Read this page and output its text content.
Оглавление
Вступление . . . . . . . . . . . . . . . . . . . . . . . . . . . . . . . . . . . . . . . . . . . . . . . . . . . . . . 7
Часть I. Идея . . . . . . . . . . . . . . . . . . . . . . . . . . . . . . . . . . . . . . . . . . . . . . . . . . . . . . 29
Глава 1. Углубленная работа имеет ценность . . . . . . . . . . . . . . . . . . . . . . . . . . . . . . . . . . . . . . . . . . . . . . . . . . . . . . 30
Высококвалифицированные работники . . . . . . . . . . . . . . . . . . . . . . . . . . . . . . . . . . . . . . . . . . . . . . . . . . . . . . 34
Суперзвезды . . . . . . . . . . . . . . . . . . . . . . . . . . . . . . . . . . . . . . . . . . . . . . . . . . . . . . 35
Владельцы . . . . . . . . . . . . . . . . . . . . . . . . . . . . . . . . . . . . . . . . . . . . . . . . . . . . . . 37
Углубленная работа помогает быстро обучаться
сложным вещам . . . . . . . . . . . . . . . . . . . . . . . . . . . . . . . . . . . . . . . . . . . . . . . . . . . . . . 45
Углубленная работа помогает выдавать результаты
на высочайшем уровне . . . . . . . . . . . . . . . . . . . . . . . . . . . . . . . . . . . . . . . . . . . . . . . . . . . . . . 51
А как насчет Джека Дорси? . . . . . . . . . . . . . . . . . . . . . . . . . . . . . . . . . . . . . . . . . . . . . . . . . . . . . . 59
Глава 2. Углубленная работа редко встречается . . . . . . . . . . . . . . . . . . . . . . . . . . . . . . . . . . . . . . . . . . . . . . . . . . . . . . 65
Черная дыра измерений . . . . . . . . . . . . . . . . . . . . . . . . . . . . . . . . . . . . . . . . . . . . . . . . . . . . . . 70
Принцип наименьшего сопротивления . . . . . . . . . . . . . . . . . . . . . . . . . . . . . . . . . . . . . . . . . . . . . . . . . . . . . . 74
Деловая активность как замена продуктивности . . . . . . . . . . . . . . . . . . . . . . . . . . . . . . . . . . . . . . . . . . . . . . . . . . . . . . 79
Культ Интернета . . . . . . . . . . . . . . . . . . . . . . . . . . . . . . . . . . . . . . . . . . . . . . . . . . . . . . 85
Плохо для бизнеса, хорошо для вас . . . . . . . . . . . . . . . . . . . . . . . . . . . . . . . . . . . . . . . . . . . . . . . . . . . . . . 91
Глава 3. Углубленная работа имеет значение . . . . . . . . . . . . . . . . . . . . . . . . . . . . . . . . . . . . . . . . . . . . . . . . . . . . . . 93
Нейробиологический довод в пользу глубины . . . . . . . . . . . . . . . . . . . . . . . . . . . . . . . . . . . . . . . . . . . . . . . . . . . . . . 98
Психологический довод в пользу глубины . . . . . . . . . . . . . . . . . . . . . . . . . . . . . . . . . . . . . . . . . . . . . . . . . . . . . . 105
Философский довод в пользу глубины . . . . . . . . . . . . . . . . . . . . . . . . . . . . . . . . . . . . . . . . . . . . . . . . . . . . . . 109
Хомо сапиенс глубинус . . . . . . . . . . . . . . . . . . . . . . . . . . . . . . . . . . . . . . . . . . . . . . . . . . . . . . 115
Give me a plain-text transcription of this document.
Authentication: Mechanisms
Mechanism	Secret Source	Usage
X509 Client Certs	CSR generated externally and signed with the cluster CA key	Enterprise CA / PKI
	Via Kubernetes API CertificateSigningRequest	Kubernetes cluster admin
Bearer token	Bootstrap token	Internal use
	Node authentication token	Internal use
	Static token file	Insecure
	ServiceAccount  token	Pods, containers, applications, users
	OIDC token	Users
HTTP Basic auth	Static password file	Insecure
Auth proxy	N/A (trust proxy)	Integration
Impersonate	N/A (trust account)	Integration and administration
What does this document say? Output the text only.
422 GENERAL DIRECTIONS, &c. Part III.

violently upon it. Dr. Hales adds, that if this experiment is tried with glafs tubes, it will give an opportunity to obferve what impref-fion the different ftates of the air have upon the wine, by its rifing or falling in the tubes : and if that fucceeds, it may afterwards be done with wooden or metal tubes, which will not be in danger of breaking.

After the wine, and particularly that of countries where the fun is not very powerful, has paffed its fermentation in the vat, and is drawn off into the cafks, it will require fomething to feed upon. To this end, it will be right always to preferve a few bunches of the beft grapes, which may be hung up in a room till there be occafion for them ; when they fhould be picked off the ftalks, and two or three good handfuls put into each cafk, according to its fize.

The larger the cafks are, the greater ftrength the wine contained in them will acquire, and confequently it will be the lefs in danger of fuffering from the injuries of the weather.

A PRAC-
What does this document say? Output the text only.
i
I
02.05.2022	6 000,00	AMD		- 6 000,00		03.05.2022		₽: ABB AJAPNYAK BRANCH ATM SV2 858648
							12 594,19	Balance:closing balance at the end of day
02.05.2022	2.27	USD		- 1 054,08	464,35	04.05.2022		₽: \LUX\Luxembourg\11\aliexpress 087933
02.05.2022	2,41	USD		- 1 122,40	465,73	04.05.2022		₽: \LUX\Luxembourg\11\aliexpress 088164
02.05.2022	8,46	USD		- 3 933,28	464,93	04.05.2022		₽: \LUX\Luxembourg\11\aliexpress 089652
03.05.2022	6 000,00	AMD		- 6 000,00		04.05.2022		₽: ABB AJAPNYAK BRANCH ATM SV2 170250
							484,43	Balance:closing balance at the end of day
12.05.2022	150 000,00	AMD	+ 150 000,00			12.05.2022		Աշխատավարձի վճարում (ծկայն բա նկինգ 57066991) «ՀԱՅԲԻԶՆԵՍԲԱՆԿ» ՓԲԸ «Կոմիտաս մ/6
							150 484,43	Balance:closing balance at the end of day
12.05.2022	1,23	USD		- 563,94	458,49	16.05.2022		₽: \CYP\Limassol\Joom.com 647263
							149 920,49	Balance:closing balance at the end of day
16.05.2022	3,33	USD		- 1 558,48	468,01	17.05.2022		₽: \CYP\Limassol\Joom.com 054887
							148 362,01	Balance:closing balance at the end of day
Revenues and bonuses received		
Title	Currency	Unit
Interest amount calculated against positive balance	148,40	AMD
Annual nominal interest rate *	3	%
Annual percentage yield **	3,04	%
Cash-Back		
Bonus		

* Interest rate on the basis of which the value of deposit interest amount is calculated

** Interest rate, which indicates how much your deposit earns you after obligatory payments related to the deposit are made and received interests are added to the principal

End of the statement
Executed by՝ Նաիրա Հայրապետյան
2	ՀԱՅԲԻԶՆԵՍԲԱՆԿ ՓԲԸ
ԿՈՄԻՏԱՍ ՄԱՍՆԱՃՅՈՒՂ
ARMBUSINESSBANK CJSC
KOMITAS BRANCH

_TASK PROMPT:_ Copy out all of the records shown above exactly.

_COMPLETE ANSWER:_
Read this page and output its text content.
Оглавление
Вступление . . . . . . . . . . . . . . . . . . . . . . . . . . . . . . . . . . . . . . . . . . . . . . . . . . . . . . 7
Часть I. Идея . . . . . . . . . . . . . . . . . . . . . . . . . . . . . . . . . . . . . . . . . . . . . . . . . . . . . . 29
Глава 1. Углубленная работа имеет ценность . . . . . . . . . . . . . . . . . . . . . . . . . . . . . . . . . . . . . . . . . . . . . . . . . . . . . . 30
Высококвалифицированные работники . . . . . . . . . . . . . . . . . . . . . . . . . . . . . . . . . . . . . . . . . . . . . . . . . . . . . . 34
Суперзвезды . . . . . . . . . . . . . . . . . . . . . . . . . . . . . . . . . . . . . . . . . . . . . . . . . . . . . . 35
Владельцы . . . . . . . . . . . . . . . . . . . . . . . . . . . . . . . . . . . . . . . . . . . . . . . . . . . . . . 37
Углубленная работа помогает быстро обучаться
сложным вещам . . . . . . . . . . . . . . . . . . . . . . . . . . . . . . . . . . . . . . . . . . . . . . . . . . . . . . 45
Углубленная работа помогает выдавать результаты
на высочайшем уровне . . . . . . . . . . . . . . . . . . . . . . . . . . . . . . . . . . . . . . . . . . . . . . . . . . . . . . 51
А как насчет Джека Дорси? . . . . . . . . . . . . . . . . . . . . . . . . . . . . . . . . . . . . . . . . . . . . . . . . . . . . . . 59
Глава 2. Углубленная работа редко встречается . . . . . . . . . . . . . . . . . . . . . . . . . . . . . . . . . . . . . . . . . . . . . . . . . . . . . . 65
Черная дыра измерений . . . . . . . . . . . . . . . . . . . . . . . . . . . . . . . . . . . . . . . . . . . . . . . . . . . . . . 70
Принцип наименьшего сопротивления . . . . . . . . . . . . . . . . . . . . . . . . . . . . . . . . . . . . . . . . . . . . . . . . . . . . . . 74
Деловая активность как замена продуктивности . . . . . . . . . . . . . . . . . . . . . . . . . . . . . . . . . . . . . . . . . . . . . . . . . . . . . . 79
Культ Интернета . . . . . . . . . . . . . . . . . . . . . . . . . . . . . . . . . . . . . . . . . . . . . . . . . . . . . . 85
Плохо для бизнеса, хорошо для вас . . . . . . . . . . . . . . . . . . . . . . . . . . . . . . . . . . . . . . . . . . . . . . . . . . . . . . 91
Глава 3. Углубленная работа имеет значение . . . . . . . . . . . . . . . . . . . . . . . . . . . . . . . . . . . . . . . . . . . . . . . . . . . . . . 93
Нейробиологический довод в пользу глубины . . . . . . . . . . . . . . . . . . . . . . . . . . . . . . . . . . . . . . . . . . . . . . . . . . . . . . 98
Психологический довод в пользу глубины . . . . . . . . . . . . . . . . . . . . . . . . . . . . . . . . . . . . . . . . . . . . . . . . . . . . . . 105
Философский довод в пользу глубины . . . . . . . . . . . . . . . . . . . . . . . . . . . . . . . . . . . . . . . . . . . . . . . . . . . . . . 109
Хомо сапиенс глубинус . . . . . . . . . . . . . . . . . . . . . . . . . . . . . . . . . . . . . . . . . . . . . . . . . . . . . . 115
Give me a plain-text transcription of this document.
Authentication: Mechanisms
Mechanism	Secret Source	Usage
X509 Client Certs	CSR generated externally and signed with the cluster CA key	Enterprise CA / PKI
	Via Kubernetes API CertificateSigningRequest	Kubernetes cluster admin
Bearer token	Bootstrap token	Internal use
	Node authentication token	Internal use
	Static token file	Insecure
	ServiceAccount  token	Pods, containers, applications, users
	OIDC token	Users
HTTP Basic auth	Static password file	Insecure
Auth proxy	N/A (trust proxy)	Integration
Impersonate	N/A (trust account)	Integration and administration
What does this document say? Output the text only.
422 GENERAL DIRECTIONS, &c. Part III.

violently upon it. Dr. Hales adds, that if this experiment is tried with glafs tubes, it will give an opportunity to obferve what impref-fion the different ftates of the air have upon the wine, by its rifing or falling in the tubes : and if that fucceeds, it may afterwards be done with wooden or metal tubes, which will not be in danger of breaking.

After the wine, and particularly that of countries where the fun is not very powerful, has paffed its fermentation in the vat, and is drawn off into the cafks, it will require fomething to feed upon. To this end, it will be right always to preferve a few bunches of the beft grapes, which may be hung up in a room till there be occafion for them ; when they fhould be picked off the ftalks, and two or three good handfuls put into each cafk, according to its fize.

The larger the cafks are, the greater ftrength the wine contained in them will acquire, and confequently it will be the lefs in danger of fuffering from the injuries of the weather.

A PRAC-
What does this document say? Output the text only.
i
I
02.05.2022	6 000,00	AMD		- 6 000,00		03.05.2022		₽: ABB AJAPNYAK BRANCH ATM SV2 858648
							12 594,19	Balance:closing balance at the end of day
02.05.2022	2.27	USD		- 1 054,08	464,35	04.05.2022		₽: \LUX\Luxembourg\11\aliexpress 087933
02.05.2022	2,41	USD		- 1 122,40	465,73	04.05.2022		₽: \LUX\Luxembourg\11\aliexpress 088164
02.05.2022	8,46	USD		- 3 933,28	464,93	04.05.2022		₽: \LUX\Luxembourg\11\aliexpress 089652
03.05.2022	6 000,00	AMD		- 6 000,00		04.05.2022		₽: ABB AJAPNYAK BRANCH ATM SV2 170250
							484,43	Balance:closing balance at the end of day
12.05.2022	150 000,00	AMD	+ 150 000,00			12.05.2022		Աշխատավարձի վճարում (ծկայն բա նկինգ 57066991) «ՀԱՅԲԻԶՆԵՍԲԱՆԿ» ՓԲԸ «Կոմիտաս մ/6
							150 484,43	Balance:closing balance at the end of day
12.05.2022	1,23	USD		- 563,94	458,49	16.05.2022		₽: \CYP\Limassol\Joom.com 647263
							149 920,49	Balance:closing balance at the end of day
16.05.2022	3,33	USD		- 1 558,48	468,01	17.05.2022		₽: \CYP\Limassol\Joom.com 054887
							148 362,01	Balance:closing balance at the end of day
Revenues and bonuses received		
Title	Currency	Unit
Interest amount calculated against positive balance	148,40	AMD
Annual nominal interest rate *	3	%
Annual percentage yield **	3,04	%
Cash-Back		
Bonus		

* Interest rate on the basis of which the value of deposit interest amount is calculated

** Interest rate, which indicates how much your deposit earns you after obligatory payments related to the deposit are made and received interests are added to the principal

End of the statement
Executed by՝ Նաիրա Հայրապետյան
2	ՀԱՅԲԻԶՆԵՍԲԱՆԿ ՓԲԸ
ԿՈՄԻՏԱՍ ՄԱՍՆԱՃՅՈՒՂ
ARMBUSINESSBANK CJSC
KOMITAS BRANCH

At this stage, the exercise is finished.